(Exercise) From the listing below, select every line where the word "Cities" appears.
*-*-*
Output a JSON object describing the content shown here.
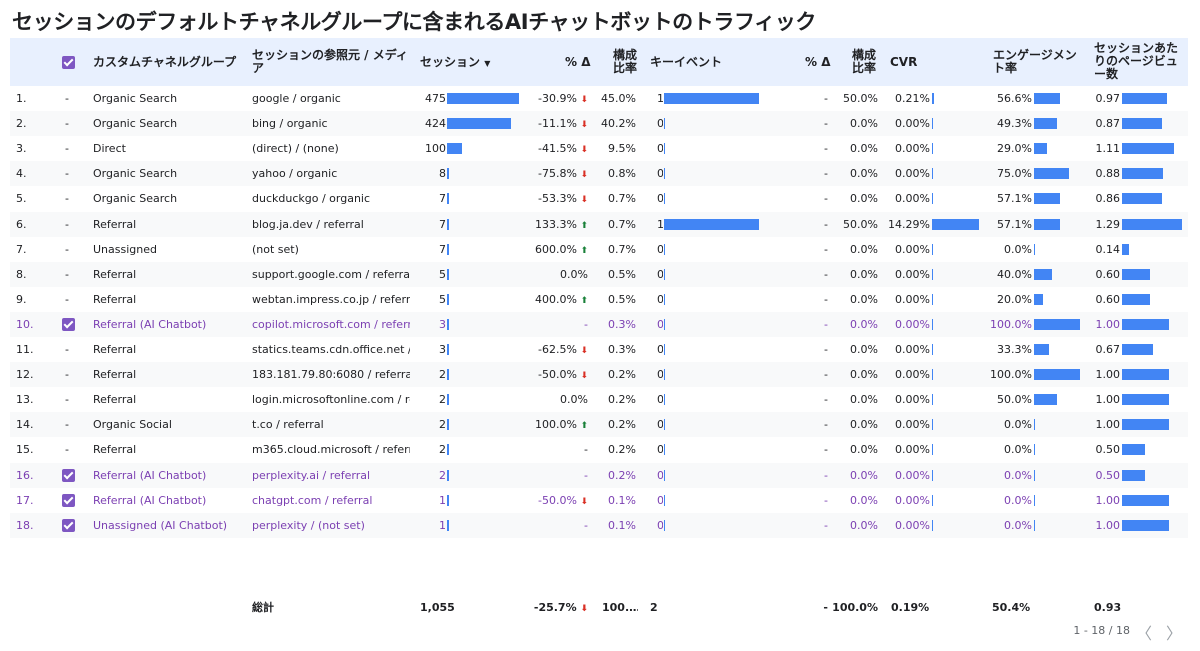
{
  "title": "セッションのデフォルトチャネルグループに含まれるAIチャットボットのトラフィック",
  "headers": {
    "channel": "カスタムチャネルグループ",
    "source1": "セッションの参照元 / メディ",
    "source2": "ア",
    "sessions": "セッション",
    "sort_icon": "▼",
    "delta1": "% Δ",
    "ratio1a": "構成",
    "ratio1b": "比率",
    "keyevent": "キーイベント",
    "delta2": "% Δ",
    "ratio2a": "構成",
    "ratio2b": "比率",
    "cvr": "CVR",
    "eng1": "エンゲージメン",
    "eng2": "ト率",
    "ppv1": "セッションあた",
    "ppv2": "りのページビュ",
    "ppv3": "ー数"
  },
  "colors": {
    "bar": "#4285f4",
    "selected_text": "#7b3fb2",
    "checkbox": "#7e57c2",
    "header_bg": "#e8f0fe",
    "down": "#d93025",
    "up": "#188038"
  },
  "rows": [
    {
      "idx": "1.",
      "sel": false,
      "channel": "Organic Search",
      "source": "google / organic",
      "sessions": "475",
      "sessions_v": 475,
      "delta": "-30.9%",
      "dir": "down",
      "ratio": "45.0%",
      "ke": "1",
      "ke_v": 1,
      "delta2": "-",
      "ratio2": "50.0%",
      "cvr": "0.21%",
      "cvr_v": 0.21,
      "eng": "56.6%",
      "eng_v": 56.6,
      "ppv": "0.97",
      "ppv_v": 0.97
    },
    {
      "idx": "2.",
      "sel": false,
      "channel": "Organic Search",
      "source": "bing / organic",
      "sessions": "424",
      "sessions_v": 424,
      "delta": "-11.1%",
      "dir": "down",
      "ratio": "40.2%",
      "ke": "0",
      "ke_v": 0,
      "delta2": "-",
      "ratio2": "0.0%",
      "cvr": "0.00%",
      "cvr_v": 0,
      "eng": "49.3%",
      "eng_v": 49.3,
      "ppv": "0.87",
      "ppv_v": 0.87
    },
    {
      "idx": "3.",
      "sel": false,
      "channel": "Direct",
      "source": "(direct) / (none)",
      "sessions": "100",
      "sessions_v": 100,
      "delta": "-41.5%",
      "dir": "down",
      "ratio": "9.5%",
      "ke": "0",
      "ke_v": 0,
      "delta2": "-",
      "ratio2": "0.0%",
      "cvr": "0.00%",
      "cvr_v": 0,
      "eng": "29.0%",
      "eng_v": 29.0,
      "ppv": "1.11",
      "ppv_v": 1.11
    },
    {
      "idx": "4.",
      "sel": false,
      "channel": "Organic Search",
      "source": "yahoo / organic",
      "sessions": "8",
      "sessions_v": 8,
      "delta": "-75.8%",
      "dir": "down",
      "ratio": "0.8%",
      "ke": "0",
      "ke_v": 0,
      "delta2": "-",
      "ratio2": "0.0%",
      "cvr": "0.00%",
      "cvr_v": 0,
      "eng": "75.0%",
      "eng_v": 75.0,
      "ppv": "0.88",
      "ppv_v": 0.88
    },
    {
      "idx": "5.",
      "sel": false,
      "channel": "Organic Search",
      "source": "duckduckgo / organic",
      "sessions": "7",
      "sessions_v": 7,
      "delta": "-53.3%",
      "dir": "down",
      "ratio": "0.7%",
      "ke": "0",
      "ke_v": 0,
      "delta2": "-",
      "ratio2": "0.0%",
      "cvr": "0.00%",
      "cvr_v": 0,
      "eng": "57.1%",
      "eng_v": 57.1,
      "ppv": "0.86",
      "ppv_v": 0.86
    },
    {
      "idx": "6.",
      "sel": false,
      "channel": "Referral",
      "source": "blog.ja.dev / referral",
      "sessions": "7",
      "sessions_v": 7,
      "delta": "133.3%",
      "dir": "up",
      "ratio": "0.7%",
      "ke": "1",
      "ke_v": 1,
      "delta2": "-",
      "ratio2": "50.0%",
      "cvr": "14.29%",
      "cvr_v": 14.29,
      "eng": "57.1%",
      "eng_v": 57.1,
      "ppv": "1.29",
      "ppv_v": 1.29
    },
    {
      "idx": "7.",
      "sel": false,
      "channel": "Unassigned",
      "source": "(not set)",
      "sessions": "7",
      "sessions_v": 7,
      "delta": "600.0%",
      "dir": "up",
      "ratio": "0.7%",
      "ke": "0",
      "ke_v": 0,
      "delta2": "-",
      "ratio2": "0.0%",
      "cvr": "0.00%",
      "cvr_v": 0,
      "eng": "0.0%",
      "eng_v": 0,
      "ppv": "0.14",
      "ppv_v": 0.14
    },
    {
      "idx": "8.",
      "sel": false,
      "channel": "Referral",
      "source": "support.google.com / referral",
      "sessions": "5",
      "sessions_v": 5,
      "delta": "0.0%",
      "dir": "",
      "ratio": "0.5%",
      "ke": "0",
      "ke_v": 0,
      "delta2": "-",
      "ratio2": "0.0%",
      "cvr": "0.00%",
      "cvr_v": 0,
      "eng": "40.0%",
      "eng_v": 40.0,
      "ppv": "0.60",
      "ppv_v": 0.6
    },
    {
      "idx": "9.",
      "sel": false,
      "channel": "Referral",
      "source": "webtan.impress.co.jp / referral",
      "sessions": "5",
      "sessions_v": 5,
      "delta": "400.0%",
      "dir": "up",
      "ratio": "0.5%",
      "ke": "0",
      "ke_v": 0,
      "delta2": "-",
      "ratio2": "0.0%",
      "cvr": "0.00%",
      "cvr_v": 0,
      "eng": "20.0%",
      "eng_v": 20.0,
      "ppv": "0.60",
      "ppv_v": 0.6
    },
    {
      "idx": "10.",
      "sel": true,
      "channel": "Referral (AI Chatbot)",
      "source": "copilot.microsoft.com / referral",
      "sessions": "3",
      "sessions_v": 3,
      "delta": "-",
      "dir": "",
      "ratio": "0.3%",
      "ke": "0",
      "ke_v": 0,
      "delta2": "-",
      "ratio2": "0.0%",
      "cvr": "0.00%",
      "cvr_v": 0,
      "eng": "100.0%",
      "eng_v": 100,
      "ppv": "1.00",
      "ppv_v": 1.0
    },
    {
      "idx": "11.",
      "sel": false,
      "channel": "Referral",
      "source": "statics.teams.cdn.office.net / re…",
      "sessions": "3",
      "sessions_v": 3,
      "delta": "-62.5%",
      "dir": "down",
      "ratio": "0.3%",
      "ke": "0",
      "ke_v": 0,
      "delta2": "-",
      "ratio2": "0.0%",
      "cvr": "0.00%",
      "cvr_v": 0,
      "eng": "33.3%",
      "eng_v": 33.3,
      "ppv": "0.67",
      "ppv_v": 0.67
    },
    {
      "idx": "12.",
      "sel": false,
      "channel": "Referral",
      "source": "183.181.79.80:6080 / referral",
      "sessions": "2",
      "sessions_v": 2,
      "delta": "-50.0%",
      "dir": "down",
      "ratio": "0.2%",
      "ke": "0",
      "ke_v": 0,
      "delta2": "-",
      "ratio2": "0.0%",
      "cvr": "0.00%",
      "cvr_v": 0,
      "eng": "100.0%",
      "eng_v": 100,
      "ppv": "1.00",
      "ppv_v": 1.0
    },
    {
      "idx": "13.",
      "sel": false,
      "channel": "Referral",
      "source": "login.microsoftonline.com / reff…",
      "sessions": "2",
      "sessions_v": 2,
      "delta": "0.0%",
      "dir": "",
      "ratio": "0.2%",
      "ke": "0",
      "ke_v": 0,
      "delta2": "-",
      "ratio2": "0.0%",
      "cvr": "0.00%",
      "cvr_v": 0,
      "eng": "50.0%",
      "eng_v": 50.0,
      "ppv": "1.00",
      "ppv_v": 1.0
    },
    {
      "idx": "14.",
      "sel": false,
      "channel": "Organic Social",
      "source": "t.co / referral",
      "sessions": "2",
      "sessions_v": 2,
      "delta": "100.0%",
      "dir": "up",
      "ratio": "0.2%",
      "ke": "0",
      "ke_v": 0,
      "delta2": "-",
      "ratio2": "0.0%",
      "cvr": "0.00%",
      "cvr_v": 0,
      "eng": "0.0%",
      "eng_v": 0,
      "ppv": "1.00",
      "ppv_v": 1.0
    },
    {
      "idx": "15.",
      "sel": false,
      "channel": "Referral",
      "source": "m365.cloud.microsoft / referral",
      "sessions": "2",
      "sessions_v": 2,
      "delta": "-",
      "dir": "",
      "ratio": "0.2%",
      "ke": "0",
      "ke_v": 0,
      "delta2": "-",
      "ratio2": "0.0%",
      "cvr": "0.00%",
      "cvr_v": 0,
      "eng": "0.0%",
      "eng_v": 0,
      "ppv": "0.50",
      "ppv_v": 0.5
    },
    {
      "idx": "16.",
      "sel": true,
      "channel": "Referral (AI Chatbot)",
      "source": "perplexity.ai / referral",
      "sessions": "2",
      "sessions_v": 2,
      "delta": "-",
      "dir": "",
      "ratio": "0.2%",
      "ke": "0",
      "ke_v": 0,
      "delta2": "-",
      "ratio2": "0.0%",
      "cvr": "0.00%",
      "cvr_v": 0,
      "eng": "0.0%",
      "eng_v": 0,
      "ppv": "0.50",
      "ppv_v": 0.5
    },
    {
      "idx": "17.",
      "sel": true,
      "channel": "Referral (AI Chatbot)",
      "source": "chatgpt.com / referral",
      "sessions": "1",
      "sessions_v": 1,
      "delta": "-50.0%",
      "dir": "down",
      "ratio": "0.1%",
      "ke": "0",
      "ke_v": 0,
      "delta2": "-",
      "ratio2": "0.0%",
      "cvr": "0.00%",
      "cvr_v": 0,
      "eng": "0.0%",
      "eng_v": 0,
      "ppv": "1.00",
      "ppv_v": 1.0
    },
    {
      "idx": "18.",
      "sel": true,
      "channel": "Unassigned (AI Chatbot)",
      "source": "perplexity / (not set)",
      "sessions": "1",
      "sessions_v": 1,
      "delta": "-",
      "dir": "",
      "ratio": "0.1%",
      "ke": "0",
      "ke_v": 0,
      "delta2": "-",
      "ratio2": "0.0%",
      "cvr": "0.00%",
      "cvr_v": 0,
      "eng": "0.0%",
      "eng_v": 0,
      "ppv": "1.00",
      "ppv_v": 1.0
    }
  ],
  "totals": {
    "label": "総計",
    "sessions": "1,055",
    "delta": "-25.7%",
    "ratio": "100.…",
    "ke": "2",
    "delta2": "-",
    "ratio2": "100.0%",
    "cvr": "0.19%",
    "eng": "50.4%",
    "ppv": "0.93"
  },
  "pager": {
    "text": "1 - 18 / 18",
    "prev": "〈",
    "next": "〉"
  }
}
*-*-*
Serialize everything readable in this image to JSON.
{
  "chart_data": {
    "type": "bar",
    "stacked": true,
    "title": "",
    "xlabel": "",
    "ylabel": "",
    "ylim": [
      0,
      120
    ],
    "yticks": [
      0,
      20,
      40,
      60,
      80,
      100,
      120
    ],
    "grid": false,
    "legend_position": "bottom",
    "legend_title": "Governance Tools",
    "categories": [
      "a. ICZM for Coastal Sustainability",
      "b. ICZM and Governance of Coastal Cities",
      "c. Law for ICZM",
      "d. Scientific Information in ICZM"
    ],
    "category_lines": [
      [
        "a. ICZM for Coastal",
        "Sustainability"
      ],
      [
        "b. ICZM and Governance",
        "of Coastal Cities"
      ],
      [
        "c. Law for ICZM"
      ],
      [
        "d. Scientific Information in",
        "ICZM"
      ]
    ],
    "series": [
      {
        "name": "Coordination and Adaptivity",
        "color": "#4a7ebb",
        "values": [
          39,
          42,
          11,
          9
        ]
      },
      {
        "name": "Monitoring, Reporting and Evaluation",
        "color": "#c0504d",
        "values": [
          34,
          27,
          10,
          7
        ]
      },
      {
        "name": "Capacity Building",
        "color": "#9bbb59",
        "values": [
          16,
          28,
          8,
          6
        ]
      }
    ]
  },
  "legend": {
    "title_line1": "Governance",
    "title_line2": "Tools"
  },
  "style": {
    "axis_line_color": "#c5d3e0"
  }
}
*-*-*
(The reply)
      "b. ICZM and Governance of Coastal Cities",
        "of Coastal Cities"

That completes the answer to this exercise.